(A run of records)
⟨
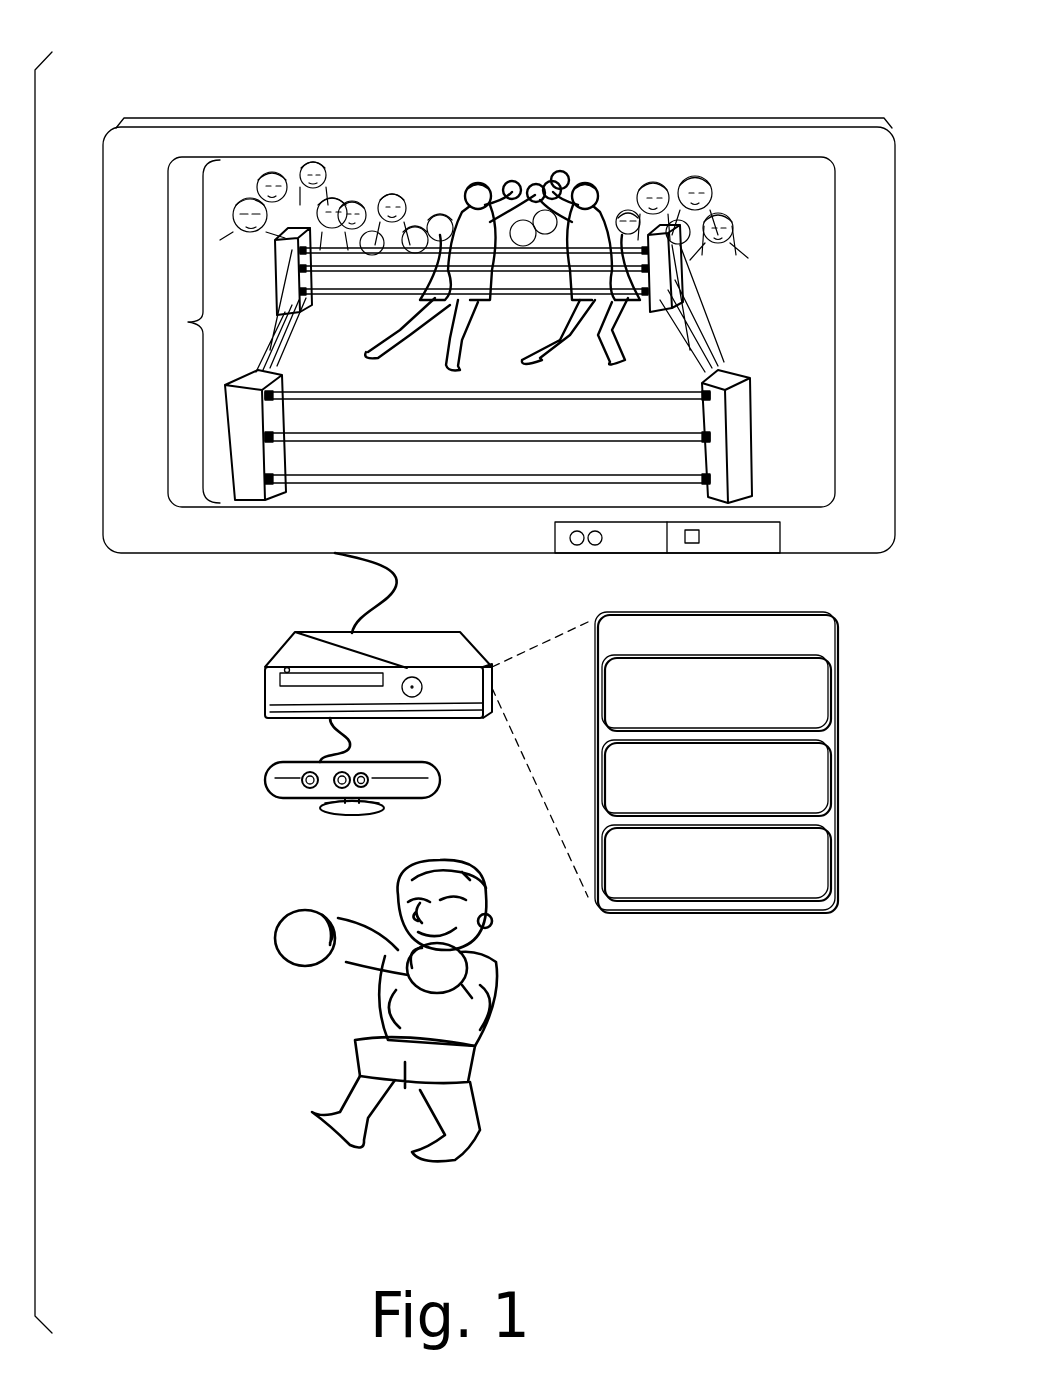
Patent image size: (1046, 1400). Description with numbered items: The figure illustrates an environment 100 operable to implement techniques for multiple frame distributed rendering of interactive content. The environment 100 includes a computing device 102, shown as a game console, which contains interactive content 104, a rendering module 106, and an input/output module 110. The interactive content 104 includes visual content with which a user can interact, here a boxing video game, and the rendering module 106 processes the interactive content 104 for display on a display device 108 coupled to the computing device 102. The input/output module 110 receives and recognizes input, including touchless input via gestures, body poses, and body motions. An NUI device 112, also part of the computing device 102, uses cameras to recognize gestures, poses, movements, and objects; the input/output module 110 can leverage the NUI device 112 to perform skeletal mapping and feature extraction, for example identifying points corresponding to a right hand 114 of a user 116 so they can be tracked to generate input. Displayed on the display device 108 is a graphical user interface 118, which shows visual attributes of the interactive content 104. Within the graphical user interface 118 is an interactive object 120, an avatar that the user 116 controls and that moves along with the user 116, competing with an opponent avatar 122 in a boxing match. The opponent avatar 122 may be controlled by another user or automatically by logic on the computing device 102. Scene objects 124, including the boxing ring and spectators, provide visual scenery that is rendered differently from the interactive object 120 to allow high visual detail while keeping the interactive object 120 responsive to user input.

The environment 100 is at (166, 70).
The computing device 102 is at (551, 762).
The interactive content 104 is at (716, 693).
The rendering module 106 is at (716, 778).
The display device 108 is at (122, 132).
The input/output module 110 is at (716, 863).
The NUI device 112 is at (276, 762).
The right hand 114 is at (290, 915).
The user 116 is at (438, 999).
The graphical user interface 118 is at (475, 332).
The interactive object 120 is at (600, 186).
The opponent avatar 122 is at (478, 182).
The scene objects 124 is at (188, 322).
⟩
⟨
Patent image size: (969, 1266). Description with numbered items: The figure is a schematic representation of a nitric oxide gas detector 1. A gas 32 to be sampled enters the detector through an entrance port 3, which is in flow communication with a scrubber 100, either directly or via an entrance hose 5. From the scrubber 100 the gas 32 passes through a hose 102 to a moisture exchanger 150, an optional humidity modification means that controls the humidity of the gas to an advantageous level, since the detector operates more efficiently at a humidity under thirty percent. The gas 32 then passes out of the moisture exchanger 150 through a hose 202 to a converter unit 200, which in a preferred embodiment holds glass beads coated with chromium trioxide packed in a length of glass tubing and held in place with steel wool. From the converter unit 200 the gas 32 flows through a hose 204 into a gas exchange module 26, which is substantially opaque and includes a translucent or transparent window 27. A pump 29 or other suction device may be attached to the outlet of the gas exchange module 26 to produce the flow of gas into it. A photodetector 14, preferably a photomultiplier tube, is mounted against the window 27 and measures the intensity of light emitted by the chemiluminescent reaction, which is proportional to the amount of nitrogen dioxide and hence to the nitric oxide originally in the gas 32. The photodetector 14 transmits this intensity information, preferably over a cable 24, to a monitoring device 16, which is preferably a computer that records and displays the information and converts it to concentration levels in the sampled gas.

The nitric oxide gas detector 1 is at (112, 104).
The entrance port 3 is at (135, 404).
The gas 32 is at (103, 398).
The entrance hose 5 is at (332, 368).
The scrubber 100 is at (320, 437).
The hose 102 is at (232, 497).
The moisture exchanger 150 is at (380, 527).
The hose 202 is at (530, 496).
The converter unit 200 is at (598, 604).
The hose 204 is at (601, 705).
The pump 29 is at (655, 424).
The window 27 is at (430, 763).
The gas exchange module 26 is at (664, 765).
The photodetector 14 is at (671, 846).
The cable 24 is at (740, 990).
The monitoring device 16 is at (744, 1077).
⟩
- Aim of the task
Turn the lines of the records from the one with "Patent image size: (1046, 1400)." up to and including the one with "The environment 100 is at (166, 70)." into a numbered list, omitting any blank lines.

- Full response
1. Patent image size: (1046, 1400). Description with numbered items: The figure illustrates an environment 100 operable to implement techniques for multiple frame distributed rendering of interactive content. The environment 100 includes a computing device 102, shown as a game console, which contains interactive content 104, a rendering module 106, and an input/output module 110. The interactive content 104 includes visual content with which a user can interact, here a boxing video game, and the rendering module 106 processes the interactive content 104 for display on a display device 108 coupled to the computing device 102. The input/output module 110 receives and recognizes input, including touchless input via gestures, body poses, and body motions. An NUI device 112, also part of the computing device 102, uses cameras to recognize gestures, poses, movements, and objects; the input/output module 110 can leverage the NUI device 112 to perform skeletal mapping and feature extraction, for example identifying points corresponding to a right hand 114 of a user 116 so they can be tracked to generate input. Displayed on the display device 108 is a graphical user interface 118, which shows visual attributes of the interactive content 104. Within the graphical user interface 118 is an interactive object 120, an avatar that the user 116 controls and that moves along with the user 116, competing with an opponent avatar 122 in a boxing match. The opponent avatar 122 may be controlled by another user or automatically by logic on the computing device 102. Scene objects 124, including the boxing ring and spectators, provide visual scenery that is rendered differently from the interactive object 120 to allow high visual detail while keeping the interactive object 120 responsive to user input.
2. The environment 100 is at (166, 70).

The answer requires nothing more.